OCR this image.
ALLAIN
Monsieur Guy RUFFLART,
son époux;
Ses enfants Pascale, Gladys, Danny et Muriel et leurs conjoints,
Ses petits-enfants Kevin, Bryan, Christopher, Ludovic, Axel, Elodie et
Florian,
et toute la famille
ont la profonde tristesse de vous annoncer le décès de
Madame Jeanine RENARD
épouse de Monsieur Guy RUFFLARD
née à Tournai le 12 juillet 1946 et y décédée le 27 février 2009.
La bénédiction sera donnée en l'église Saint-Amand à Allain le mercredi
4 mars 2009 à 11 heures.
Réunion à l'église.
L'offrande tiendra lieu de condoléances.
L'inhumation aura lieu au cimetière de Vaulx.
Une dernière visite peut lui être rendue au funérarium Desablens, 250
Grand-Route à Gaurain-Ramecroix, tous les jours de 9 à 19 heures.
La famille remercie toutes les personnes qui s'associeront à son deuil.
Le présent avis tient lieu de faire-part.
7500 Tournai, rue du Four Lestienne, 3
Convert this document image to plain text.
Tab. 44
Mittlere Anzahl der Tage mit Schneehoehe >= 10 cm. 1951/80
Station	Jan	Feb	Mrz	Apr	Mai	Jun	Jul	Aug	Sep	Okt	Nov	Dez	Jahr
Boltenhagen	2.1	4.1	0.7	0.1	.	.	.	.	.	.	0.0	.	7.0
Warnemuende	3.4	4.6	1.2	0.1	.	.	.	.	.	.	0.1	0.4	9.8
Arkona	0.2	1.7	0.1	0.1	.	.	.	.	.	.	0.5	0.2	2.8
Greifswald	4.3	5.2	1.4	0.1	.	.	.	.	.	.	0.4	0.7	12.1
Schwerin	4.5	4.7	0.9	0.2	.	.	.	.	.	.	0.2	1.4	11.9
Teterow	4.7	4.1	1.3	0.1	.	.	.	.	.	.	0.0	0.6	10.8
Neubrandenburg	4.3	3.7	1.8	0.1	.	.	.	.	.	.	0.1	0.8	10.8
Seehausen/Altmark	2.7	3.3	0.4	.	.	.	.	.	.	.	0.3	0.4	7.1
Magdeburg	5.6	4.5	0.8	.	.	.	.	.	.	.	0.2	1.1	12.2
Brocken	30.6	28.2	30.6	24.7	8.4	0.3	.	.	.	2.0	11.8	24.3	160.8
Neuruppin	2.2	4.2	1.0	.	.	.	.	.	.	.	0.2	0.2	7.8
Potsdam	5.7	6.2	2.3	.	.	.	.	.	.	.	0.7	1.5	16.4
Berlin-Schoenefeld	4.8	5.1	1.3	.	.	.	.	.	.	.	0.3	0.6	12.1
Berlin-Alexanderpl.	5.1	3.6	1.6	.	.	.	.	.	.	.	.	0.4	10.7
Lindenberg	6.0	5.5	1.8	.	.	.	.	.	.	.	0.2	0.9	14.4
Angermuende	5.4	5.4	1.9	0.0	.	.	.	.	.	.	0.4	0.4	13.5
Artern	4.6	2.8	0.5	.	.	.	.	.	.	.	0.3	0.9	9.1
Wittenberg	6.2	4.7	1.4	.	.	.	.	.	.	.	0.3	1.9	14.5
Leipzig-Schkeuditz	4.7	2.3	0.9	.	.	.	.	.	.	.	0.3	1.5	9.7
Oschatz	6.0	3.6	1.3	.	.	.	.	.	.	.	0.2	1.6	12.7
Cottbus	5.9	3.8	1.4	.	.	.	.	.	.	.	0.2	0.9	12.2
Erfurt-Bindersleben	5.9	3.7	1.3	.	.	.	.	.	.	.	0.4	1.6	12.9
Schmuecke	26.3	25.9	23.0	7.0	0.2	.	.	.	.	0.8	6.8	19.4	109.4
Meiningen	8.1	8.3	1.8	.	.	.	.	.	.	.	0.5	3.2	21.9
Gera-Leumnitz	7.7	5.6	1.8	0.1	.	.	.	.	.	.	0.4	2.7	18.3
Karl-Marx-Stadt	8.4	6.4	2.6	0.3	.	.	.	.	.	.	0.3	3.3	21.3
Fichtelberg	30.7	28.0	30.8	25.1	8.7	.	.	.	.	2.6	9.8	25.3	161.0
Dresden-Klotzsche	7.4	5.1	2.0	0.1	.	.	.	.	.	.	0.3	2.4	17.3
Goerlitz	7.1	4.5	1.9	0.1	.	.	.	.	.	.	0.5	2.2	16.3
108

───

Problem
Output all of the material exactly as written.

Full solution
OCR this image.
ALLAIN
Monsieur Guy RUFFLART,
son époux;
Ses enfants Pascale, Gladys, Danny et Muriel et leurs conjoints,
Ses petits-enfants Kevin, Bryan, Christopher, Ludovic, Axel, Elodie et
Florian,
et toute la famille
ont la profonde tristesse de vous annoncer le décès de
Madame Jeanine RENARD
épouse de Monsieur Guy RUFFLARD
née à Tournai le 12 juillet 1946 et y décédée le 27 février 2009.
La bénédiction sera donnée en l'église Saint-Amand à Allain le mercredi
4 mars 2009 à 11 heures.
Réunion à l'église.
L'offrande tiendra lieu de condoléances.
L'inhumation aura lieu au cimetière de Vaulx.
Une dernière visite peut lui être rendue au funérarium Desablens, 250
Grand-Route à Gaurain-Ramecroix, tous les jours de 9 à 19 heures.
La famille remercie toutes les personnes qui s'associeront à son deuil.
Le présent avis tient lieu de faire-part.
7500 Tournai, rue du Four Lestienne, 3
Convert this document image to plain text.
Tab. 44
Mittlere Anzahl der Tage mit Schneehoehe >= 10 cm. 1951/80
Station	Jan	Feb	Mrz	Apr	Mai	Jun	Jul	Aug	Sep	Okt	Nov	Dez	Jahr
Boltenhagen	2.1	4.1	0.7	0.1	.	.	.	.	.	.	0.0	.	7.0
Warnemuende	3.4	4.6	1.2	0.1	.	.	.	.	.	.	0.1	0.4	9.8
Arkona	0.2	1.7	0.1	0.1	.	.	.	.	.	.	0.5	0.2	2.8
Greifswald	4.3	5.2	1.4	0.1	.	.	.	.	.	.	0.4	0.7	12.1
Schwerin	4.5	4.7	0.9	0.2	.	.	.	.	.	.	0.2	1.4	11.9
Teterow	4.7	4.1	1.3	0.1	.	.	.	.	.	.	0.0	0.6	10.8
Neubrandenburg	4.3	3.7	1.8	0.1	.	.	.	.	.	.	0.1	0.8	10.8
Seehausen/Altmark	2.7	3.3	0.4	.	.	.	.	.	.	.	0.3	0.4	7.1
Magdeburg	5.6	4.5	0.8	.	.	.	.	.	.	.	0.2	1.1	12.2
Brocken	30.6	28.2	30.6	24.7	8.4	0.3	.	.	.	2.0	11.8	24.3	160.8
Neuruppin	2.2	4.2	1.0	.	.	.	.	.	.	.	0.2	0.2	7.8
Potsdam	5.7	6.2	2.3	.	.	.	.	.	.	.	0.7	1.5	16.4
Berlin-Schoenefeld	4.8	5.1	1.3	.	.	.	.	.	.	.	0.3	0.6	12.1
Berlin-Alexanderpl.	5.1	3.6	1.6	.	.	.	.	.	.	.	.	0.4	10.7
Lindenberg	6.0	5.5	1.8	.	.	.	.	.	.	.	0.2	0.9	14.4
Angermuende	5.4	5.4	1.9	0.0	.	.	.	.	.	.	0.4	0.4	13.5
Artern	4.6	2.8	0.5	.	.	.	.	.	.	.	0.3	0.9	9.1
Wittenberg	6.2	4.7	1.4	.	.	.	.	.	.	.	0.3	1.9	14.5
Leipzig-Schkeuditz	4.7	2.3	0.9	.	.	.	.	.	.	.	0.3	1.5	9.7
Oschatz	6.0	3.6	1.3	.	.	.	.	.	.	.	0.2	1.6	12.7
Cottbus	5.9	3.8	1.4	.	.	.	.	.	.	.	0.2	0.9	12.2
Erfurt-Bindersleben	5.9	3.7	1.3	.	.	.	.	.	.	.	0.4	1.6	12.9
Schmuecke	26.3	25.9	23.0	7.0	0.2	.	.	.	.	0.8	6.8	19.4	109.4
Meiningen	8.1	8.3	1.8	.	.	.	.	.	.	.	0.5	3.2	21.9
Gera-Leumnitz	7.7	5.6	1.8	0.1	.	.	.	.	.	.	0.4	2.7	18.3
Karl-Marx-Stadt	8.4	6.4	2.6	0.3	.	.	.	.	.	.	0.3	3.3	21.3
Fichtelberg	30.7	28.0	30.8	25.1	8.7	.	.	.	.	2.6	9.8	25.3	161.0
Dresden-Klotzsche	7.4	5.1	2.0	0.1	.	.	.	.	.	.	0.3	2.4	17.3
Goerlitz	7.1	4.5	1.9	0.1	.	.	.	.	.	.	0.5	2.2	16.3
108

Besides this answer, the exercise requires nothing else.